## [The request]
Output all of the entries below precisely as written.

───── Records provided

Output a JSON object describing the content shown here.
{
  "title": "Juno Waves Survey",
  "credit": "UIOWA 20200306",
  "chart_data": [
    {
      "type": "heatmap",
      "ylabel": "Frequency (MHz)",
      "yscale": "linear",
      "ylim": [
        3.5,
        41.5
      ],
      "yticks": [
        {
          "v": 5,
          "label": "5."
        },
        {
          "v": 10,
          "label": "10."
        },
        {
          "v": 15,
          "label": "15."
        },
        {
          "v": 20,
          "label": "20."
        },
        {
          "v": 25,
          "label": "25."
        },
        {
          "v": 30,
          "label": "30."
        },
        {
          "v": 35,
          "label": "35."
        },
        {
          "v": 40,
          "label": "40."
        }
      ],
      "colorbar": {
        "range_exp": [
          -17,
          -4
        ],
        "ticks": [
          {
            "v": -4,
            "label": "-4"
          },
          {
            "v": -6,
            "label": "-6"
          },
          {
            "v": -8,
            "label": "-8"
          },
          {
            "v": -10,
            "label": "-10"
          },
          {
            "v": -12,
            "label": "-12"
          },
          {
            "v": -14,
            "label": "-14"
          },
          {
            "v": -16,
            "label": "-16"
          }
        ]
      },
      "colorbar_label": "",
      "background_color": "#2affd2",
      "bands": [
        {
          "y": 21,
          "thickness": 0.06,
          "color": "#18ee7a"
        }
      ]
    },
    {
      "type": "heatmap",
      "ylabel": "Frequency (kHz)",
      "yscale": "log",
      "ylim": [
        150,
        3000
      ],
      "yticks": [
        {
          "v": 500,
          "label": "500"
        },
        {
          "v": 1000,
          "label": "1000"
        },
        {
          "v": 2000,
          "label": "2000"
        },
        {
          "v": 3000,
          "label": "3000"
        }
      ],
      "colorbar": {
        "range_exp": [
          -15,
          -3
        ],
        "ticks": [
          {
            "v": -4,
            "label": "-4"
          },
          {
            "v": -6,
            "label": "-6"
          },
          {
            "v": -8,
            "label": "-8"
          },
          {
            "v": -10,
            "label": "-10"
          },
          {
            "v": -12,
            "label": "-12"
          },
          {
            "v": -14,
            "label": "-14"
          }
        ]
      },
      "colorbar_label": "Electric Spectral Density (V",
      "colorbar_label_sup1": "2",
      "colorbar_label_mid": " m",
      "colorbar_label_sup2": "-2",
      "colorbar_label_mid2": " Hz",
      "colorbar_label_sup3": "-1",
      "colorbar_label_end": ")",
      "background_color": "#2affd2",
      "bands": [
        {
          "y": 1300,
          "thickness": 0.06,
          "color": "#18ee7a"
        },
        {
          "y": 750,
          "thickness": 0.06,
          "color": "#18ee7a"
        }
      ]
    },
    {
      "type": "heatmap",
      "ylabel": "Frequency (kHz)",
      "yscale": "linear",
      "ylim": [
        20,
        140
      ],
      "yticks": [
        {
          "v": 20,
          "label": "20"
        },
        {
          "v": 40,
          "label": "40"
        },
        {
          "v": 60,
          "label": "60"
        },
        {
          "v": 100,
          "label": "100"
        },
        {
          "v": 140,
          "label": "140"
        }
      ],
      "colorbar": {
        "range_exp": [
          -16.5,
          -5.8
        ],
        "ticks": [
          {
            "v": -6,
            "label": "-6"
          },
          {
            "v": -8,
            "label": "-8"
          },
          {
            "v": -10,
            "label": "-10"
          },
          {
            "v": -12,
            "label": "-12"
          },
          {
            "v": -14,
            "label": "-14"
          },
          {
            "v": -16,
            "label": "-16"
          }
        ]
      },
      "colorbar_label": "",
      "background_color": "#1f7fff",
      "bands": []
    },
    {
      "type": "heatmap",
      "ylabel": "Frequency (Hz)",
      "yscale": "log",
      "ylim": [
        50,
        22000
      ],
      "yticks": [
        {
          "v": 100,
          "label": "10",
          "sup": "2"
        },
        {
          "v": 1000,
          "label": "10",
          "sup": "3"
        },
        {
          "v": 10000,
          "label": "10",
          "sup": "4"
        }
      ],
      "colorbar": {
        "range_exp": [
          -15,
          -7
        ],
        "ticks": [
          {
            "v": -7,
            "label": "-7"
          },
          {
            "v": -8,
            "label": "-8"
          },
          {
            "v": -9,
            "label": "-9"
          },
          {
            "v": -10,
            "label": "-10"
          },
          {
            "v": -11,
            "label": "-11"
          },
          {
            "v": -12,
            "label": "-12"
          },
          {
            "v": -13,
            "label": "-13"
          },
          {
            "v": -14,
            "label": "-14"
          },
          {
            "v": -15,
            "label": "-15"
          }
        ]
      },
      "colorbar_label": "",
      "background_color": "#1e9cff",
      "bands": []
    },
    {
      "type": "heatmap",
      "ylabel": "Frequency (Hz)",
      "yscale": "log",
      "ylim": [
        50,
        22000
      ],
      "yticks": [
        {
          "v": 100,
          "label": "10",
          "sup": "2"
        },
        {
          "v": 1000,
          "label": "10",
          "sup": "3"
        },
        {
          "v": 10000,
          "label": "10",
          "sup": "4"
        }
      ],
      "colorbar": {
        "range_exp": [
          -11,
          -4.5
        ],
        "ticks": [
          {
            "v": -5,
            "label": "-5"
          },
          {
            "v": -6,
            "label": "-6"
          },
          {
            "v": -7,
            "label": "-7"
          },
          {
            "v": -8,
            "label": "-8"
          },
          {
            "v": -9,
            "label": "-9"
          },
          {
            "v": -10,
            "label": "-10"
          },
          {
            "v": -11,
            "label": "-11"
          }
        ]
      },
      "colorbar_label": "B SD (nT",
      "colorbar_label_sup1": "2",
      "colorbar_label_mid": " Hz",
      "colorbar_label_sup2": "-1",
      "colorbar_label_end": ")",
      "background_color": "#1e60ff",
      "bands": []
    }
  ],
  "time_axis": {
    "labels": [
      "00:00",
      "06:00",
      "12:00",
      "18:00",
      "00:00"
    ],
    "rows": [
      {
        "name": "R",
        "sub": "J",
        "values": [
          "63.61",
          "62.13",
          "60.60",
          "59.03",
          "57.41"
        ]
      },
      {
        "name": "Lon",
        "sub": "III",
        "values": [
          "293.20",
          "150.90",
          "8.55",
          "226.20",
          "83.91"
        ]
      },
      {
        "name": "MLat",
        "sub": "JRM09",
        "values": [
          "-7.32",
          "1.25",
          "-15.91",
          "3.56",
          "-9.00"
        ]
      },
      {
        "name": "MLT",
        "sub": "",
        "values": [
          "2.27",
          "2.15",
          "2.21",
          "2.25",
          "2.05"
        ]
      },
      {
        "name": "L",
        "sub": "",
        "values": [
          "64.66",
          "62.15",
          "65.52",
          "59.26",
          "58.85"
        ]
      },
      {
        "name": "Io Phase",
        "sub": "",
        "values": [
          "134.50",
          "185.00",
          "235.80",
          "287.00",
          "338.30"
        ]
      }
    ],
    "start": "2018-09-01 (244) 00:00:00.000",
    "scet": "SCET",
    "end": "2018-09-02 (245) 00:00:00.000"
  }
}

──────────

## [Worked answer]
Output a JSON object describing the content shown here.
{
  "title": "Juno Waves Survey",
  "credit": "UIOWA 20200306",
  "chart_data": [
    {
      "type": "heatmap",
      "ylabel": "Frequency (MHz)",
      "yscale": "linear",
      "ylim": [
        3.5,
        41.5
      ],
      "yticks": [
        {
          "v": 5,
          "label": "5."
        },
        {
          "v": 10,
          "label": "10."
        },
        {
          "v": 15,
          "label": "15."
        },
        {
          "v": 20,
          "label": "20."
        },
        {
          "v": 25,
          "label": "25."
        },
        {
          "v": 30,
          "label": "30."
        },
        {
          "v": 35,
          "label": "35."
        },
        {
          "v": 40,
          "label": "40."
        }
      ],
      "colorbar": {
        "range_exp": [
          -17,
          -4
        ],
        "ticks": [
          {
            "v": -4,
            "label": "-4"
          },
          {
            "v": -6,
            "label": "-6"
          },
          {
            "v": -8,
            "label": "-8"
          },
          {
            "v": -10,
            "label": "-10"
          },
          {
            "v": -12,
            "label": "-12"
          },
          {
            "v": -14,
            "label": "-14"
          },
          {
            "v": -16,
            "label": "-16"
          }
        ]
      },
      "colorbar_label": "",
      "background_color": "#2affd2",
      "bands": [
        {
          "y": 21,
          "thickness": 0.06,
          "color": "#18ee7a"
        }
      ]
    },
    {
      "type": "heatmap",
      "ylabel": "Frequency (kHz)",
      "yscale": "log",
      "ylim": [
        150,
        3000
      ],
      "yticks": [
        {
          "v": 500,
          "label": "500"
        },
        {
          "v": 1000,
          "label": "1000"
        },
        {
          "v": 2000,
          "label": "2000"
        },
        {
          "v": 3000,
          "label": "3000"
        }
      ],
      "colorbar": {
        "range_exp": [
          -15,
          -3
        ],
        "ticks": [
          {
            "v": -4,
            "label": "-4"
          },
          {
            "v": -6,
            "label": "-6"
          },
          {
            "v": -8,
            "label": "-8"
          },
          {
            "v": -10,
            "label": "-10"
          },
          {
            "v": -12,
            "label": "-12"
          },
          {
            "v": -14,
            "label": "-14"
          }
        ]
      },
      "colorbar_label": "Electric Spectral Density (V",
      "colorbar_label_sup1": "2",
      "colorbar_label_mid": " m",
      "colorbar_label_sup2": "-2",
      "colorbar_label_mid2": " Hz",
      "colorbar_label_sup3": "-1",
      "colorbar_label_end": ")",
      "background_color": "#2affd2",
      "bands": [
        {
          "y": 1300,
          "thickness": 0.06,
          "color": "#18ee7a"
        },
        {
          "y": 750,
          "thickness": 0.06,
          "color": "#18ee7a"
        }
      ]
    },
    {
      "type": "heatmap",
      "ylabel": "Frequency (kHz)",
      "yscale": "linear",
      "ylim": [
        20,
        140
      ],
      "yticks": [
        {
          "v": 20,
          "label": "20"
        },
        {
          "v": 40,
          "label": "40"
        },
        {
          "v": 60,
          "label": "60"
        },
        {
          "v": 100,
          "label": "100"
        },
        {
          "v": 140,
          "label": "140"
        }
      ],
      "colorbar": {
        "range_exp": [
          -16.5,
          -5.8
        ],
        "ticks": [
          {
            "v": -6,
            "label": "-6"
          },
          {
            "v": -8,
            "label": "-8"
          },
          {
            "v": -10,
            "label": "-10"
          },
          {
            "v": -12,
            "label": "-12"
          },
          {
            "v": -14,
            "label": "-14"
          },
          {
            "v": -16,
            "label": "-16"
          }
        ]
      },
      "colorbar_label": "",
      "background_color": "#1f7fff",
      "bands": []
    },
    {
      "type": "heatmap",
      "ylabel": "Frequency (Hz)",
      "yscale": "log",
      "ylim": [
        50,
        22000
      ],
      "yticks": [
        {
          "v": 100,
          "label": "10",
          "sup": "2"
        },
        {
          "v": 1000,
          "label": "10",
          "sup": "3"
        },
        {
          "v": 10000,
          "label": "10",
          "sup": "4"
        }
      ],
      "colorbar": {
        "range_exp": [
          -15,
          -7
        ],
        "ticks": [
          {
            "v": -7,
            "label": "-7"
          },
          {
            "v": -8,
            "label": "-8"
          },
          {
            "v": -9,
            "label": "-9"
          },
          {
            "v": -10,
            "label": "-10"
          },
          {
            "v": -11,
            "label": "-11"
          },
          {
            "v": -12,
            "label": "-12"
          },
          {
            "v": -13,
            "label": "-13"
          },
          {
            "v": -14,
            "label": "-14"
          },
          {
            "v": -15,
            "label": "-15"
          }
        ]
      },
      "colorbar_label": "",
      "background_color": "#1e9cff",
      "bands": []
    },
    {
      "type": "heatmap",
      "ylabel": "Frequency (Hz)",
      "yscale": "log",
      "ylim": [
        50,
        22000
      ],
      "yticks": [
        {
          "v": 100,
          "label": "10",
          "sup": "2"
        },
        {
          "v": 1000,
          "label": "10",
          "sup": "3"
        },
        {
          "v": 10000,
          "label": "10",
          "sup": "4"
        }
      ],
      "colorbar": {
        "range_exp": [
          -11,
          -4.5
        ],
        "ticks": [
          {
            "v": -5,
            "label": "-5"
          },
          {
            "v": -6,
            "label": "-6"
          },
          {
            "v": -7,
            "label": "-7"
          },
          {
            "v": -8,
            "label": "-8"
          },
          {
            "v": -9,
            "label": "-9"
          },
          {
            "v": -10,
            "label": "-10"
          },
          {
            "v": -11,
            "label": "-11"
          }
        ]
      },
      "colorbar_label": "B SD (nT",
      "colorbar_label_sup1": "2",
      "colorbar_label_mid": " Hz",
      "colorbar_label_sup2": "-1",
      "colorbar_label_end": ")",
      "background_color": "#1e60ff",
      "bands": []
    }
  ],
  "time_axis": {
    "labels": [
      "00:00",
      "06:00",
      "12:00",
      "18:00",
      "00:00"
    ],
    "rows": [
      {
        "name": "R",
        "sub": "J",
        "values": [
          "63.61",
          "62.13",
          "60.60",
          "59.03",
          "57.41"
        ]
      },
      {
        "name": "Lon",
        "sub": "III",
        "values": [
          "293.20",
          "150.90",
          "8.55",
          "226.20",
          "83.91"
        ]
      },
      {
        "name": "MLat",
        "sub": "JRM09",
        "values": [
          "-7.32",
          "1.25",
          "-15.91",
          "3.56",
          "-9.00"
        ]
      },
      {
        "name": "MLT",
        "sub": "",
        "values": [
          "2.27",
          "2.15",
          "2.21",
          "2.25",
          "2.05"
        ]
      },
      {
        "name": "L",
        "sub": "",
        "values": [
          "64.66",
          "62.15",
          "65.52",
          "59.26",
          "58.85"
        ]
      },
      {
        "name": "Io Phase",
        "sub": "",
        "values": [
          "134.50",
          "185.00",
          "235.80",
          "287.00",
          "338.30"
        ]
      }
    ],
    "start": "2018-09-01 (244) 00:00:00.000",
    "scet": "SCET",
    "end": "2018-09-02 (245) 00:00:00.000"
  }
}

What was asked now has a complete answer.